#### [Exercise description]
Print, without any change, the lines of the entries below that run from the line containing "channel-J9A: J9A [775, 313, 801, 325]" through the line containing "channel-P7D: P7D [486, 375, 512, 387]", including both of those lines.

#### [Data section]

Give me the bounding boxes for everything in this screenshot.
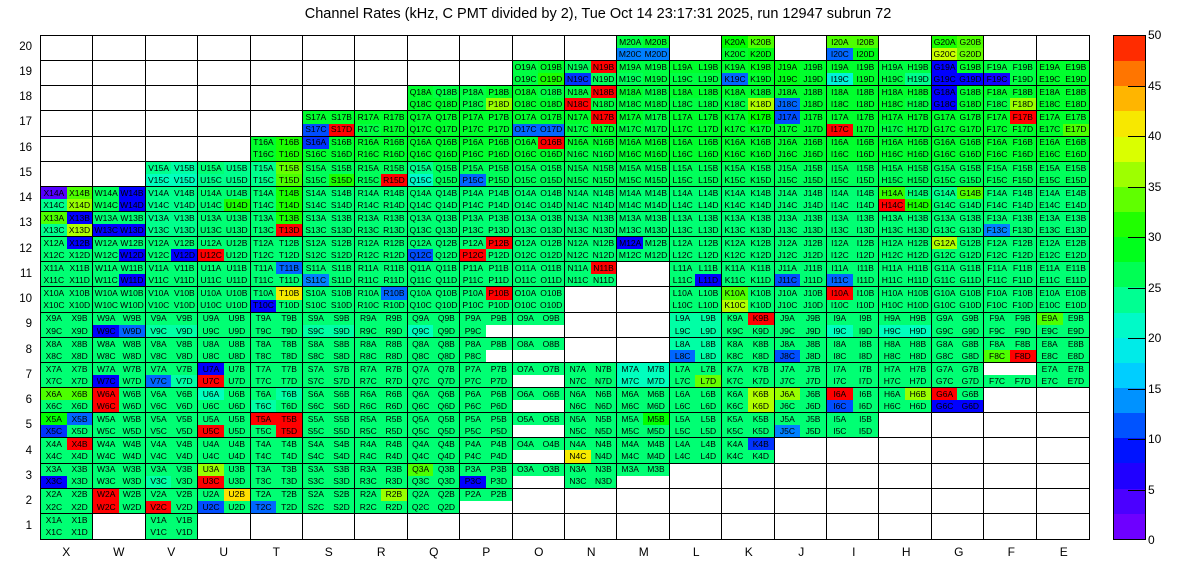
channel-J9A: J9A [775, 313, 801, 325]
channel-U1C [198, 526, 224, 539]
channel-R5D: R5D [381, 425, 407, 437]
grid-cell-X14: X14AX14BX14CX14D [41, 187, 93, 212]
channel-H14B: H14B [905, 187, 931, 199]
channel-T17B [276, 111, 302, 123]
channel-J1D [800, 526, 826, 539]
channel-V12C: V12C [146, 249, 172, 261]
channel-R10A: R10A [355, 287, 381, 299]
grid-cell-T11: T11AT11BT11CT11D [251, 262, 303, 287]
x-tick-O: O [513, 545, 566, 559]
channel-X11A: X11A [41, 262, 67, 274]
channel-U1D [224, 526, 250, 539]
channel-N9B [591, 313, 617, 325]
channel-P7D: P7D [486, 375, 512, 387]
channel-T11C: T11C [251, 274, 277, 286]
channel-X15A [41, 162, 67, 174]
grid-cell-X8: X8AX8BX8CX8D [41, 338, 93, 363]
channel-X12D: X12D [67, 249, 93, 261]
channel-R9A: R9A [355, 313, 381, 325]
channel-Q20D [433, 48, 459, 60]
channel-V20B [171, 36, 197, 48]
channel-M9A [617, 313, 643, 325]
channel-E14D: E14D [1063, 199, 1089, 211]
channel-G6C: G6C [932, 400, 958, 412]
grid-cell-K16: K16AK16BK16CK16D [722, 137, 774, 162]
channel-I10A: I10A [827, 287, 853, 299]
colorbar-tickmark [1128, 439, 1146, 440]
channel-G14D: G14D [957, 199, 983, 211]
grid-cell-X20 [41, 36, 93, 61]
grid-cell-M11 [617, 262, 669, 287]
channel-S5C: S5C [303, 425, 329, 437]
channel-Q6D: Q6D [433, 400, 459, 412]
channel-P4B: P4B [486, 438, 512, 450]
channel-T3A: T3A [251, 464, 277, 476]
channel-G9A: G9A [932, 313, 958, 325]
grid-cell-S17: S17AS17BS17CS17D [303, 111, 355, 136]
channel-S20C [303, 48, 329, 60]
channel-F3B [1010, 464, 1036, 476]
grid-cell-J3 [775, 464, 827, 489]
channel-F4A [984, 438, 1010, 450]
channel-P6D: P6D [486, 400, 512, 412]
channel-Q1A [408, 514, 434, 527]
grid-cell-K9: K9AK9BK9CK9D [722, 313, 774, 338]
channel-J10A: J10A [775, 287, 801, 299]
channel-I1B [853, 514, 879, 527]
channel-T14A: T14A [251, 187, 277, 199]
channel-V2A: V2A [146, 489, 172, 501]
channel-L20A [670, 36, 696, 48]
channel-R11B: R11B [381, 262, 407, 274]
channel-E19D: E19D [1063, 73, 1089, 85]
channel-N16B: N16B [591, 137, 617, 149]
channel-N11C: N11C [565, 274, 591, 286]
channel-E17B: E17B [1063, 111, 1089, 123]
channel-V13C: V13C [146, 224, 172, 236]
channel-X10D: X10D [67, 300, 93, 312]
grid-cell-J6: J6AJ6BJ6CJ6D [775, 388, 827, 413]
channel-T15D: T15D [276, 174, 302, 186]
channel-G1D [957, 526, 983, 539]
channel-T8C: T8C [251, 350, 277, 362]
channel-M16C: M16C [617, 149, 643, 161]
channel-U14B: U14B [224, 187, 250, 199]
channel-F11C: F11C [984, 274, 1010, 286]
colorbar-segment [1114, 237, 1145, 262]
channel-J9B: J9B [800, 313, 826, 325]
channel-E15C: E15C [1037, 174, 1063, 186]
grid-cell-F9: F9AF9BF9CF9D [984, 313, 1036, 338]
channel-H16B: H16B [905, 137, 931, 149]
grid-cell-J9: J9AJ9BJ9CJ9D [775, 313, 827, 338]
channel-M4B: M4B [643, 438, 669, 450]
channel-E16B: E16B [1063, 137, 1089, 149]
grid-cell-T12: T12AT12BT12CT12D [251, 237, 303, 262]
channel-P15C: P15C [460, 174, 486, 186]
channel-G12C: G12C [932, 249, 958, 261]
channel-W16B [119, 137, 145, 149]
channel-X8A: X8A [41, 338, 67, 350]
channel-X17C [41, 124, 67, 136]
channel-T9D: T9D [276, 325, 302, 337]
channel-N20D [591, 48, 617, 60]
channel-X20D [67, 48, 93, 60]
channel-K11B: K11B [748, 262, 774, 274]
channel-L8D: L8D [695, 350, 721, 362]
channel-V3B: V3B [171, 464, 197, 476]
grid-cell-N17: N17AN17BN17CN17D [565, 111, 617, 136]
channel-U1B [224, 514, 250, 527]
channel-J13B: J13B [800, 212, 826, 224]
channel-Q12B: Q12B [433, 237, 459, 249]
channel-L11C: L11C [670, 274, 696, 286]
channel-S14C: S14C [303, 199, 329, 211]
channel-I11C: I11C [827, 274, 853, 286]
channel-V12D: V12D [171, 249, 197, 261]
channel-J5A: J5A [775, 413, 801, 425]
grid-cell-I11: I11AI11BI11CI11D [827, 262, 879, 287]
channel-S1C [303, 526, 329, 539]
channel-J9D: J9D [800, 325, 826, 337]
grid-cell-M4: M4AM4BM4CM4D [617, 438, 669, 463]
channel-L4D: L4D [695, 450, 721, 462]
channel-K14C: K14C [722, 199, 748, 211]
channel-I20C: I20C [827, 48, 853, 60]
channel-I14A: I14A [827, 187, 853, 199]
channel-J15B: J15B [800, 162, 826, 174]
channel-K6D: K6D [748, 400, 774, 412]
channel-E9B: E9B [1063, 313, 1089, 325]
channel-Q16A: Q16A [408, 137, 434, 149]
channel-F4B [1010, 438, 1036, 450]
channel-R9C: R9C [355, 325, 381, 337]
channel-W12B: W12B [119, 237, 145, 249]
grid-cell-F12: F12AF12BF12CF12D [984, 237, 1036, 262]
grid-cell-M13: M13AM13BM13CM13D [617, 212, 669, 237]
channel-I2C [827, 501, 853, 513]
grid-cell-S1 [303, 514, 355, 539]
channel-L20C [670, 48, 696, 60]
channel-E11B: E11B [1063, 262, 1089, 274]
channel-X3C: X3C [41, 476, 67, 488]
channel-H4A [879, 438, 905, 450]
channel-S7D: S7D [329, 375, 355, 387]
channel-N14D: N14D [591, 199, 617, 211]
colorbar-segment [1114, 413, 1145, 438]
channel-E18A: E18A [1037, 86, 1063, 98]
channel-U19D [224, 73, 250, 85]
channel-S5D: S5D [329, 425, 355, 437]
grid-cell-U13: U13AU13BU13CU13D [198, 212, 250, 237]
channel-E20C [1037, 48, 1063, 60]
channel-F11A: F11A [984, 262, 1010, 274]
grid-cell-W1 [93, 514, 145, 539]
channel-R12D: R12D [381, 249, 407, 261]
channel-I6B: I6B [853, 388, 879, 400]
channel-F12D: F12D [1010, 249, 1036, 261]
channel-T1A [251, 514, 277, 527]
y-tick-14: 14 [2, 192, 32, 204]
channel-M13D: M13D [643, 224, 669, 236]
grid-cell-I20: I20AI20BI20CI20D [827, 36, 879, 61]
channel-Q3D: Q3D [433, 476, 459, 488]
channel-M3D [643, 476, 669, 488]
channel-F19C: F19C [984, 73, 1010, 85]
channel-L5A: L5A [670, 413, 696, 425]
channel-S8A: S8A [303, 338, 329, 350]
channel-M13A: M13A [617, 212, 643, 224]
channel-W12C: W12C [93, 249, 119, 261]
channel-K15A: K15A [722, 162, 748, 174]
grid-cell-I14: I14AI14BI14CI14D [827, 187, 879, 212]
channel-X2D: X2D [67, 501, 93, 513]
channel-O17D: O17D [538, 124, 564, 136]
channel-K20A: K20A [722, 36, 748, 48]
channel-X19C [41, 73, 67, 85]
channel-O2C [513, 501, 539, 513]
x-tick-L: L [670, 545, 723, 559]
channel-G15A: G15A [932, 162, 958, 174]
channel-E14C: E14C [1037, 199, 1063, 211]
channel-G7D: G7D [957, 375, 983, 387]
channel-R17C: R17C [355, 124, 381, 136]
grid-cell-V16 [146, 137, 198, 162]
channel-H9D: H9D [905, 325, 931, 337]
grid-cell-W11: W11AW11BW11CW11D [93, 262, 145, 287]
grid-cell-Q10: Q10AQ10BQ10CQ10D [408, 287, 460, 312]
grid-cell-X16 [41, 137, 93, 162]
channel-H8D: H8D [905, 350, 931, 362]
channel-R4D: R4D [381, 450, 407, 462]
channel-S6B: S6B [329, 388, 355, 400]
channel-M8B [643, 338, 669, 350]
grid-cell-V4: V4AV4BV4CV4D [146, 438, 198, 463]
channel-I3C [827, 476, 853, 488]
channel-F18A: F18A [984, 86, 1010, 98]
x-tick-P: P [460, 545, 513, 559]
channel-I15A: I15A [827, 162, 853, 174]
channel-I12B: I12B [853, 237, 879, 249]
channel-Q8B: Q8B [433, 338, 459, 350]
channel-W19C [93, 73, 119, 85]
channel-P12D: P12D [486, 249, 512, 261]
channel-U13B: U13B [224, 212, 250, 224]
grid-cell-H10: H10AH10BH10CH10D [879, 287, 931, 312]
channel-V12A: V12A [146, 237, 172, 249]
channel-X12C: X12C [41, 249, 67, 261]
channel-F1D [1010, 526, 1036, 539]
channel-V17A [146, 111, 172, 123]
grid-cell-M8 [617, 338, 669, 363]
channel-G8D: G8D [957, 350, 983, 362]
grid-cell-L18: L18AL18BL18CL18D [670, 86, 722, 111]
grid-cell-T18 [251, 86, 303, 111]
channel-M19B: M19B [643, 61, 669, 73]
channel-G3C [932, 476, 958, 488]
channel-U15C: U15C [198, 174, 224, 186]
channel-P15B: P15B [486, 162, 512, 174]
grid-cell-T20 [251, 36, 303, 61]
grid-cell-V19 [146, 61, 198, 86]
channel-R8C: R8C [355, 350, 381, 362]
grid-cell-K10: K10AK10BK10CK10D [722, 287, 774, 312]
channel-U19B [224, 61, 250, 73]
channel-J5B: J5B [800, 413, 826, 425]
channel-N19A: N19A [565, 61, 591, 73]
grid-cell-W17 [93, 111, 145, 136]
channel-G7C: G7C [932, 375, 958, 387]
channel-V11D: V11D [171, 274, 197, 286]
channel-M9C [617, 325, 643, 337]
channel-M11C [617, 274, 643, 286]
channel-H16A: H16A [879, 137, 905, 149]
grid-cell-S12: S12AS12BS12CS12D [303, 237, 355, 262]
channel-J1C [775, 526, 801, 539]
channel-X9D: X9D [67, 325, 93, 337]
channel-J11A: J11A [775, 262, 801, 274]
channel-V15C: V15C [146, 174, 172, 186]
channel-U4D: U4D [224, 450, 250, 462]
channel-S18C [303, 98, 329, 110]
channel-V16C [146, 149, 172, 161]
channel-L7C: L7C [670, 375, 696, 387]
channel-T5A: T5A [251, 413, 277, 425]
channel-O12C: O12C [513, 249, 539, 261]
channel-T3D: T3D [276, 476, 302, 488]
channel-V6A: V6A [146, 388, 172, 400]
colorbar-segment [1114, 86, 1145, 111]
channel-N19D: N19D [591, 73, 617, 85]
channel-P19D [486, 73, 512, 85]
grid-cell-N6: N6AN6BN6CN6D [565, 388, 617, 413]
channel-U11A: U11A [198, 262, 224, 274]
channel-N5D: N5D [591, 425, 617, 437]
channel-V10D: V10D [171, 300, 197, 312]
channel-X1C: X1C [41, 526, 67, 539]
grid-cell-J12: J12AJ12BJ12CJ12D [775, 237, 827, 262]
channel-S4D: S4D [329, 450, 355, 462]
channel-J18A: J18A [775, 86, 801, 98]
channel-T5C: T5C [251, 425, 277, 437]
channel-R15C: R15C [355, 174, 381, 186]
grid-cell-H2 [879, 489, 931, 514]
channel-L2B [695, 489, 721, 501]
channel-F13B: F13B [1010, 212, 1036, 224]
channel-W17C [93, 124, 119, 136]
grid-cell-X7: X7AX7BX7CX7D [41, 363, 93, 388]
channel-W8C: W8C [93, 350, 119, 362]
grid-cell-H9: H9AH9BH9CH9D [879, 313, 931, 338]
channel-S13C: S13C [303, 224, 329, 236]
channel-V15B: V15B [171, 162, 197, 174]
channel-E5D [1063, 425, 1089, 437]
channel-L15C: L15C [670, 174, 696, 186]
grid-cell-F3 [984, 464, 1036, 489]
channel-J11D: J11D [800, 274, 826, 286]
channel-R19D [381, 73, 407, 85]
channel-K12C: K12C [722, 249, 748, 261]
channel-E19A: E19A [1037, 61, 1063, 73]
y-tick-17: 17 [2, 116, 32, 128]
channel-E7B: E7B [1063, 363, 1089, 375]
channel-W1C [93, 526, 119, 539]
grid-cell-G9: G9AG9BG9CG9D [932, 313, 984, 338]
channel-Q19B [433, 61, 459, 73]
grid-cell-R2: R2AR2BR2CR2D [355, 489, 407, 514]
channel-U15B: U15B [224, 162, 250, 174]
channel-R8B: R8B [381, 338, 407, 350]
grid-cell-W10: W10AW10BW10CW10D [93, 287, 145, 312]
channel-O1A [513, 514, 539, 527]
channel-G8B: G8B [957, 338, 983, 350]
channel-K17A: K17A [722, 111, 748, 123]
channel-K4D: K4D [748, 450, 774, 462]
grid-cell-I9: I9AI9BI9CI9D [827, 313, 879, 338]
channel-T16A: T16A [251, 137, 277, 149]
channel-R15B: R15B [381, 162, 407, 174]
channel-M11B [643, 262, 669, 274]
channel-V7B: V7B [171, 363, 197, 375]
grid-cell-O19: O19AO19BO19CO19D [513, 61, 565, 86]
grid-cell-E1 [1037, 514, 1089, 539]
colorbar-segment [1114, 61, 1145, 86]
channel-F8B: F8B [1010, 338, 1036, 350]
channel-I12A: I12A [827, 237, 853, 249]
grid-cell-Q17: Q17AQ17BQ17CQ17D [408, 111, 460, 136]
channel-K5D: K5D [748, 425, 774, 437]
channel-M15D: M15D [643, 174, 669, 186]
channel-P10A: P10A [460, 287, 486, 299]
channel-I6C: I6C [827, 400, 853, 412]
grid-cell-H12: H12AH12BH12CH12D [879, 237, 931, 262]
channel-Q13D: Q13D [433, 224, 459, 236]
grid-cell-S15: S15AS15BS15CS15D [303, 162, 355, 187]
channel-M6D: M6D [643, 400, 669, 412]
channel-X18C [41, 98, 67, 110]
grid-cell-S13: S13AS13BS13CS13D [303, 212, 355, 237]
channel-Q10A: Q10A [408, 287, 434, 299]
channel-M17D: M17D [643, 124, 669, 136]
channel-L13D: L13D [695, 224, 721, 236]
channel-L3D [695, 476, 721, 488]
channel-W20A [93, 36, 119, 48]
channel-H9B: H9B [905, 313, 931, 325]
grid-cell-J10: J10AJ10BJ10CJ10D [775, 287, 827, 312]
channel-U7B: U7B [224, 363, 250, 375]
channel-L19C: L19C [670, 73, 696, 85]
colorbar-segment [1114, 262, 1145, 287]
grid-cell-H14: H14AH14BH14CH14D [879, 187, 931, 212]
channel-P14D: P14D [486, 199, 512, 211]
colorbar-tick-50: 50 [1148, 28, 1161, 42]
channel-E6B [1063, 388, 1089, 400]
channel-P3A: P3A [460, 464, 486, 476]
channel-K8A: K8A [722, 338, 748, 350]
x-tick-W: W [93, 545, 146, 559]
channel-X4B: X4B [67, 438, 93, 450]
channel-T15B: T15B [276, 162, 302, 174]
grid-cell-U20 [198, 36, 250, 61]
channel-X20A [41, 36, 67, 48]
grid-cell-U6: U6AU6BU6CU6D [198, 388, 250, 413]
colorbar-segment [1114, 36, 1145, 61]
channel-X17B [67, 111, 93, 123]
grid-cell-U4: U4AU4BU4CU4D [198, 438, 250, 463]
grid-cell-L15: L15AL15BL15CL15D [670, 162, 722, 187]
channel-X16A [41, 137, 67, 149]
channel-V13A: V13A [146, 212, 172, 224]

#### [Worked answer]
channel-J9A: J9A [775, 313, 801, 325]
channel-U1C [198, 526, 224, 539]
channel-R5D: R5D [381, 425, 407, 437]
grid-cell-X14: X14AX14BX14CX14D [41, 187, 93, 212]
channel-H14B: H14B [905, 187, 931, 199]
channel-T17B [276, 111, 302, 123]
channel-J1D [800, 526, 826, 539]
channel-V12C: V12C [146, 249, 172, 261]
channel-R10A: R10A [355, 287, 381, 299]
grid-cell-T11: T11AT11BT11CT11D [251, 262, 303, 287]
x-tick-O: O [513, 545, 566, 559]
channel-X11A: X11A [41, 262, 67, 274]
channel-U1D [224, 526, 250, 539]
channel-N9B [591, 313, 617, 325]
channel-P7D: P7D [486, 375, 512, 387]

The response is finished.